** start of RAW RECORDS **
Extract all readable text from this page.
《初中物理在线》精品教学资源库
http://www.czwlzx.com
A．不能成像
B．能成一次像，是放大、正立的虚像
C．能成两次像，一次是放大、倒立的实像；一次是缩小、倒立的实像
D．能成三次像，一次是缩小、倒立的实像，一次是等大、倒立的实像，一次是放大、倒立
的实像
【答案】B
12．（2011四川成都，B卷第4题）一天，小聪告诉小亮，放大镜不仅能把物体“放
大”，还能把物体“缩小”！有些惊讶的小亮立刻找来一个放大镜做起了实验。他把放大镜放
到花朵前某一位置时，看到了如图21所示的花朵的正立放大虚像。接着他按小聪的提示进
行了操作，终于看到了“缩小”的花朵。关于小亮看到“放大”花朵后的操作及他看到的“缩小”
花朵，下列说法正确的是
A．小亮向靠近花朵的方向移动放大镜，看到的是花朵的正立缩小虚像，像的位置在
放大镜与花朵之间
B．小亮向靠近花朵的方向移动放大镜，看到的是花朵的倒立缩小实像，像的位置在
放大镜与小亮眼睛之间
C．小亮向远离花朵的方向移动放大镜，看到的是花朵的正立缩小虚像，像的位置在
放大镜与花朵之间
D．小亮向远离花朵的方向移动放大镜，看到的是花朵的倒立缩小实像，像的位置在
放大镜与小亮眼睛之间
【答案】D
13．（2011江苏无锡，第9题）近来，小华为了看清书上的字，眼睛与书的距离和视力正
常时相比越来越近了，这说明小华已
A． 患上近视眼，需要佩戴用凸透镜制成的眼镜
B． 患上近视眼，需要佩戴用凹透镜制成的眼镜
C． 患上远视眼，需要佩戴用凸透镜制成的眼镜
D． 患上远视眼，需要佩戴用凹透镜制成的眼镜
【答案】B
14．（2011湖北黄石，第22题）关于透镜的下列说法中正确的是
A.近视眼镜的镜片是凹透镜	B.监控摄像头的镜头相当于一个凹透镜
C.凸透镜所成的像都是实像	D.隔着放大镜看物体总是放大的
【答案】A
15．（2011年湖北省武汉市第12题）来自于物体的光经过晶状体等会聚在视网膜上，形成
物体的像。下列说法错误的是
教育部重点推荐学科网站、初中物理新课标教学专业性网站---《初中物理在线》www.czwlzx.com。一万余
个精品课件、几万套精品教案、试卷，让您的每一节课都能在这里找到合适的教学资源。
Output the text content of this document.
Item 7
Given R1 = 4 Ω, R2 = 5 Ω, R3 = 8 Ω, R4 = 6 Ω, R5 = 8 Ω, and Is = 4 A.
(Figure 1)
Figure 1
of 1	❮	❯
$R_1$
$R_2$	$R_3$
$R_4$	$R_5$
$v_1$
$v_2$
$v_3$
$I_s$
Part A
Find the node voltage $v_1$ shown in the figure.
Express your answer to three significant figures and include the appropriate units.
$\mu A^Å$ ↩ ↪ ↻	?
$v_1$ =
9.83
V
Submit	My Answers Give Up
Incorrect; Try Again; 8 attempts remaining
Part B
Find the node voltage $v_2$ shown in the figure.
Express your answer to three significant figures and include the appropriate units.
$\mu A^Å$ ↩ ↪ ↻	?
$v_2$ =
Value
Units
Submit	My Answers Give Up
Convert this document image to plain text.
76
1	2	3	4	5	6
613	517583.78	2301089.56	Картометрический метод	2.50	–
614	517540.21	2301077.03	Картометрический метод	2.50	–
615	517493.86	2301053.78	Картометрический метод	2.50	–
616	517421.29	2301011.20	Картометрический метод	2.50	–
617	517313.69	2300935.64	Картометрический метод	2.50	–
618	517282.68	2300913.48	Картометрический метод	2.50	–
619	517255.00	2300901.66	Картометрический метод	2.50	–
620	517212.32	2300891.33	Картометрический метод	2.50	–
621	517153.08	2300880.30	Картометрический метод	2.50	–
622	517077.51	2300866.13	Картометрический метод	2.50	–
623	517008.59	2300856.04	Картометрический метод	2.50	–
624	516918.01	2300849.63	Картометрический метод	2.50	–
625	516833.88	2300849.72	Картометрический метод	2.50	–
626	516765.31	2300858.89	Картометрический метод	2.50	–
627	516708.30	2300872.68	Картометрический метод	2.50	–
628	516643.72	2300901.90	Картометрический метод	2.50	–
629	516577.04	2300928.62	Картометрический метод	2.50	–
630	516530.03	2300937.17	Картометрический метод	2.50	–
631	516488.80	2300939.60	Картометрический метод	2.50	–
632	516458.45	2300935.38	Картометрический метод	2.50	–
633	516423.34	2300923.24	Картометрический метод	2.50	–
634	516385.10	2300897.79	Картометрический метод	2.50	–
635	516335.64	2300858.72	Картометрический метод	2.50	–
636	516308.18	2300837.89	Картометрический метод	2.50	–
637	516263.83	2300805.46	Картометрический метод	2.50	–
** end of RAW RECORDS **
Copy out the material word for word and line for line.

Extract all readable text from this page.
《初中物理在线》精品教学资源库
http://www.czwlzx.com
A．不能成像
B．能成一次像，是放大、正立的虚像
C．能成两次像，一次是放大、倒立的实像；一次是缩小、倒立的实像
D．能成三次像，一次是缩小、倒立的实像，一次是等大、倒立的实像，一次是放大、倒立
的实像
【答案】B
12．（2011四川成都，B卷第4题）一天，小聪告诉小亮，放大镜不仅能把物体“放
大”，还能把物体“缩小”！有些惊讶的小亮立刻找来一个放大镜做起了实验。他把放大镜放
到花朵前某一位置时，看到了如图21所示的花朵的正立放大虚像。接着他按小聪的提示进
行了操作，终于看到了“缩小”的花朵。关于小亮看到“放大”花朵后的操作及他看到的“缩小”
花朵，下列说法正确的是
A．小亮向靠近花朵的方向移动放大镜，看到的是花朵的正立缩小虚像，像的位置在
放大镜与花朵之间
B．小亮向靠近花朵的方向移动放大镜，看到的是花朵的倒立缩小实像，像的位置在
放大镜与小亮眼睛之间
C．小亮向远离花朵的方向移动放大镜，看到的是花朵的正立缩小虚像，像的位置在
放大镜与花朵之间
D．小亮向远离花朵的方向移动放大镜，看到的是花朵的倒立缩小实像，像的位置在
放大镜与小亮眼睛之间
【答案】D
13．（2011江苏无锡，第9题）近来，小华为了看清书上的字，眼睛与书的距离和视力正
常时相比越来越近了，这说明小华已
A． 患上近视眼，需要佩戴用凸透镜制成的眼镜
B． 患上近视眼，需要佩戴用凹透镜制成的眼镜
C． 患上远视眼，需要佩戴用凸透镜制成的眼镜
D． 患上远视眼，需要佩戴用凹透镜制成的眼镜
【答案】B
14．（2011湖北黄石，第22题）关于透镜的下列说法中正确的是
A.近视眼镜的镜片是凹透镜	B.监控摄像头的镜头相当于一个凹透镜
C.凸透镜所成的像都是实像	D.隔着放大镜看物体总是放大的
【答案】A
15．（2011年湖北省武汉市第12题）来自于物体的光经过晶状体等会聚在视网膜上，形成
物体的像。下列说法错误的是
教育部重点推荐学科网站、初中物理新课标教学专业性网站---《初中物理在线》www.czwlzx.com。一万余
个精品课件、几万套精品教案、试卷，让您的每一节课都能在这里找到合适的教学资源。
Output the text content of this document.
Item 7
Given R1 = 4 Ω, R2 = 5 Ω, R3 = 8 Ω, R4 = 6 Ω, R5 = 8 Ω, and Is = 4 A.
(Figure 1)
Figure 1
of 1	❮	❯
$R_1$
$R_2$	$R_3$
$R_4$	$R_5$
$v_1$
$v_2$
$v_3$
$I_s$
Part A
Find the node voltage $v_1$ shown in the figure.
Express your answer to three significant figures and include the appropriate units.
$\mu A^Å$ ↩ ↪ ↻	?
$v_1$ =
9.83
V
Submit	My Answers Give Up
Incorrect; Try Again; 8 attempts remaining
Part B
Find the node voltage $v_2$ shown in the figure.
Express your answer to three significant figures and include the appropriate units.
$\mu A^Å$ ↩ ↪ ↻	?
$v_2$ =
Value
Units
Submit	My Answers Give Up
Convert this document image to plain text.
76
1	2	3	4	5	6
613	517583.78	2301089.56	Картометрический метод	2.50	–
614	517540.21	2301077.03	Картометрический метод	2.50	–
615	517493.86	2301053.78	Картометрический метод	2.50	–
616	517421.29	2301011.20	Картометрический метод	2.50	–
617	517313.69	2300935.64	Картометрический метод	2.50	–
618	517282.68	2300913.48	Картометрический метод	2.50	–
619	517255.00	2300901.66	Картометрический метод	2.50	–
620	517212.32	2300891.33	Картометрический метод	2.50	–
621	517153.08	2300880.30	Картометрический метод	2.50	–
622	517077.51	2300866.13	Картометрический метод	2.50	–
623	517008.59	2300856.04	Картометрический метод	2.50	–
624	516918.01	2300849.63	Картометрический метод	2.50	–
625	516833.88	2300849.72	Картометрический метод	2.50	–
626	516765.31	2300858.89	Картометрический метод	2.50	–
627	516708.30	2300872.68	Картометрический метод	2.50	–
628	516643.72	2300901.90	Картометрический метод	2.50	–
629	516577.04	2300928.62	Картометрический метод	2.50	–
630	516530.03	2300937.17	Картометрический метод	2.50	–
631	516488.80	2300939.60	Картометрический метод	2.50	–
632	516458.45	2300935.38	Картометрический метод	2.50	–
633	516423.34	2300923.24	Картометрический метод	2.50	–
634	516385.10	2300897.79	Картометрический метод	2.50	–
635	516335.64	2300858.72	Картометрический метод	2.50	–
636	516308.18	2300837.89	Картометрический метод	2.50	–
637	516263.83	2300805.46	Картометрический метод	2.50	–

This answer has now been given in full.